# TEXT EXTRACT
-- begin --
Here is to play with. (You probably need to add 
~/dmd/src/phobos/internal/gc to module search path). No warranties: :)


--- arrcapacity.d
import std.gc;
import internal.gc.gcx; // :)

int capacity(T)(T x) {
         gc_t gc = cast(gc_t)getGCHandle();
         uint gccap = gc.capacity(x);
         if (gccap == 0)
                 return x.length;
         return (gccap-1)/(typeof(x[0]).sizeof);
}

void setCapacity(T)(inout T x, int capacity) {
         int oldLength = x.length;
         x.length = capacity;
         x = x[0..oldLength];
}
---

usage:


if (arr.capacity() < 100)
	arr.setCapacity(200);

It's a shame implicit injected array member functions don't support the 
property syntax: arr.capacity; arr.capacity=200;

NOTE: I have no idea if the above code is even close to correct...
The code would also be nicer if Phobos was altered slightly. Especially 
if _gc.capacity() was exposed by std.gc.

/Oskar

Jul 10 2006

"Chris Miller" <chris dprogramming.com> writes:

I'd like such a capacity property. The implementation need not even do  
anything and it merely be a request. A good thing about capacity is that  
it doesn't need to pre-initialize this extra memory since it's not even  
accessible yet.

Jul 10 2006

"Lionello Lunesu" <lionello lunesu.remove.com> writes:

What's the capacity of a slice?

Futhermore, the capacity can't be stored in the memory block, since you 
don't know the start and end of the block. Could be stored in the array 
variables itself (as are length and ptr), but that would make the 
sizeof(array) and strange 12, probably being padded to 16, resulting in 
twice the mem transfer for array arguments, return values.
-- end --
# STATED EXERCISE A
In the forum post on array capacity, rewrite the stretch from "It's a shame" through "exposed by std.gc.", changing "shame" to "pity".
The text and the listing were taken from unrelated sources.

# PROVIDED DATA
-- begin --
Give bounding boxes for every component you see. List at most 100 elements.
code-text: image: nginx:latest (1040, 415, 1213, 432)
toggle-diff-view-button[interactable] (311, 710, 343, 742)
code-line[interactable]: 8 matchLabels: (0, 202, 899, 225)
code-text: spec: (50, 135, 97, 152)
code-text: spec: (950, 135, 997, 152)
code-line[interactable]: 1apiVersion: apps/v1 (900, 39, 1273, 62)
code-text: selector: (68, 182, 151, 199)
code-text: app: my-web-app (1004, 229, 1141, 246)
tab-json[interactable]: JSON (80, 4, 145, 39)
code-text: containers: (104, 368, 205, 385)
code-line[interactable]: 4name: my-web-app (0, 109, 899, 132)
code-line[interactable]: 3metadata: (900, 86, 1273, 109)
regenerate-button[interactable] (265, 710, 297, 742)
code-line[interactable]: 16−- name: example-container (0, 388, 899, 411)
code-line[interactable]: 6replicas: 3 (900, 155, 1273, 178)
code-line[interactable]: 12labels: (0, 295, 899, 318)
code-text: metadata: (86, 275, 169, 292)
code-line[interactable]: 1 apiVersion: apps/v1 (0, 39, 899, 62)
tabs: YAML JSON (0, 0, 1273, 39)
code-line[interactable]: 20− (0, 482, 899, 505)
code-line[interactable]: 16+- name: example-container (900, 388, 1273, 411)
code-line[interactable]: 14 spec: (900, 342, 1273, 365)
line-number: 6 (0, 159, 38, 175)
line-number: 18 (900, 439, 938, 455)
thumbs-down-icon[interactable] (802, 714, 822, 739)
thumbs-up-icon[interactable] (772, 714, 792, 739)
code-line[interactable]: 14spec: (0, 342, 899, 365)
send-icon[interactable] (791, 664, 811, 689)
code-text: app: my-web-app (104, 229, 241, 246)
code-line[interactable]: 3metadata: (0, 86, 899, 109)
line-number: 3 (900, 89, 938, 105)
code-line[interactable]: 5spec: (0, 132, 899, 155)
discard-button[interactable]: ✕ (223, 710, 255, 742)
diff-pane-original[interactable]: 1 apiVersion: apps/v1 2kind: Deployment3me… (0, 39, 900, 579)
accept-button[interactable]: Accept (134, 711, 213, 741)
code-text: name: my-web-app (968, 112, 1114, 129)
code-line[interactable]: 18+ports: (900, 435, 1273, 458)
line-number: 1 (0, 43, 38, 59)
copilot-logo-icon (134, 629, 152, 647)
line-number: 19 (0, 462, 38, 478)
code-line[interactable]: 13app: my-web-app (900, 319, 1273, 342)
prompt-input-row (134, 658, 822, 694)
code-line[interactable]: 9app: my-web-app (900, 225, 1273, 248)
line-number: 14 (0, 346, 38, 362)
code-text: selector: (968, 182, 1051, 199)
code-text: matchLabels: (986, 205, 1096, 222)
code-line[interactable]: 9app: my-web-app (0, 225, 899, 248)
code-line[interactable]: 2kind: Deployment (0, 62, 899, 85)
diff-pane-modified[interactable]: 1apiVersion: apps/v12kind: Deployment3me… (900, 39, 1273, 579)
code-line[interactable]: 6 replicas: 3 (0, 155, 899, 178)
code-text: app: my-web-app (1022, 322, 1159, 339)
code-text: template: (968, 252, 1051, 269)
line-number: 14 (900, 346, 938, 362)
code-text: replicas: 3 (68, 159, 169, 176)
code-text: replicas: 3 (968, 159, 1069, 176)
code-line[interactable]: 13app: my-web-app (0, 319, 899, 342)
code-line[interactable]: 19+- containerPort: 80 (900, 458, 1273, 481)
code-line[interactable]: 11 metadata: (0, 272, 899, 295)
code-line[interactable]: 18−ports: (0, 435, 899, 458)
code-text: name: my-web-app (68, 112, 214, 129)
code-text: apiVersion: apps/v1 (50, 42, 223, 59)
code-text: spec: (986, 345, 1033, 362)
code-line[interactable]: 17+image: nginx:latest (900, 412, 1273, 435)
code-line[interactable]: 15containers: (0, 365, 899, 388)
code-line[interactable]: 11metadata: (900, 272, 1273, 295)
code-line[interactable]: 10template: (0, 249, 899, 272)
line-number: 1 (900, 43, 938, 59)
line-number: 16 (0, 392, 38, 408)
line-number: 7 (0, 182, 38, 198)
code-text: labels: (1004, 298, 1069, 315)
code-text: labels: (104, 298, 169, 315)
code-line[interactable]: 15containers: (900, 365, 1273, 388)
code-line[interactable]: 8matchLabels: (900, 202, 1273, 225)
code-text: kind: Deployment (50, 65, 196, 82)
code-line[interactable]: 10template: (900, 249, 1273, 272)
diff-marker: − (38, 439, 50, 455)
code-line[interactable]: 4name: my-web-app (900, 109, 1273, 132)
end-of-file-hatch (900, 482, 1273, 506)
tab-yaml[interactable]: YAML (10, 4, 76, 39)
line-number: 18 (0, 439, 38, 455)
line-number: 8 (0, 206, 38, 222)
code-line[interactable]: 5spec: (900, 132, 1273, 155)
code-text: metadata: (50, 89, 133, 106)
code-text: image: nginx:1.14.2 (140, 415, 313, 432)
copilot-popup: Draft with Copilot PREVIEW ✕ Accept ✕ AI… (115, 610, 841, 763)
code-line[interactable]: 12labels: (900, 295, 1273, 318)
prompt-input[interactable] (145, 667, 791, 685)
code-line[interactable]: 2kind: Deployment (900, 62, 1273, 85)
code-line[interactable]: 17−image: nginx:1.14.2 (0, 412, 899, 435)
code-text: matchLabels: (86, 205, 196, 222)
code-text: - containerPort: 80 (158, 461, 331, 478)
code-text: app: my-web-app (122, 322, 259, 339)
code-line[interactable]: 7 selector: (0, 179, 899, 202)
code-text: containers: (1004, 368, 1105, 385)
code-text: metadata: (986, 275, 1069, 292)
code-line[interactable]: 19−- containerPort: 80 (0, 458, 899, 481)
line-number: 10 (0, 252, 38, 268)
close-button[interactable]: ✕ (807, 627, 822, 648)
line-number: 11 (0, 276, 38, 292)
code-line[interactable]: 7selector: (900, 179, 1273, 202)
-- end --
# STATED EXERCISE B
Lay out the listing from its start through the line containing "code-text: spec: (50, 135, 97, 152)" as a Markdown table with the columns Row and Line, leaving out any blank lines.

# EXERCISE OUTPUT A
It's a pity implicit injected array member functions don't support the 
property syntax: arr.capacity; arr.capacity=200;

NOTE: I have no idea if the above code is even close to correct...
The code would also be nicer if Phobos was altered slightly. Especially 
if _gc.capacity() was exposed by std.gc.

# EXERCISE OUTPUT B
| Row | Line |
|---|---|
| 1 | Give bounding boxes for every component you see. List at most 100 elements. |
| 2 | code-text: image: nginx:latest (1040, 415, 1213, 432) |
| 3 | toggle-diff-view-button[interactable] (311, 710, 343, 742) |
| 4 | code-line[interactable]: 8 matchLabels: (0, 202, 899, 225) |
| 5 | code-text: spec: (50, 135, 97, 152) |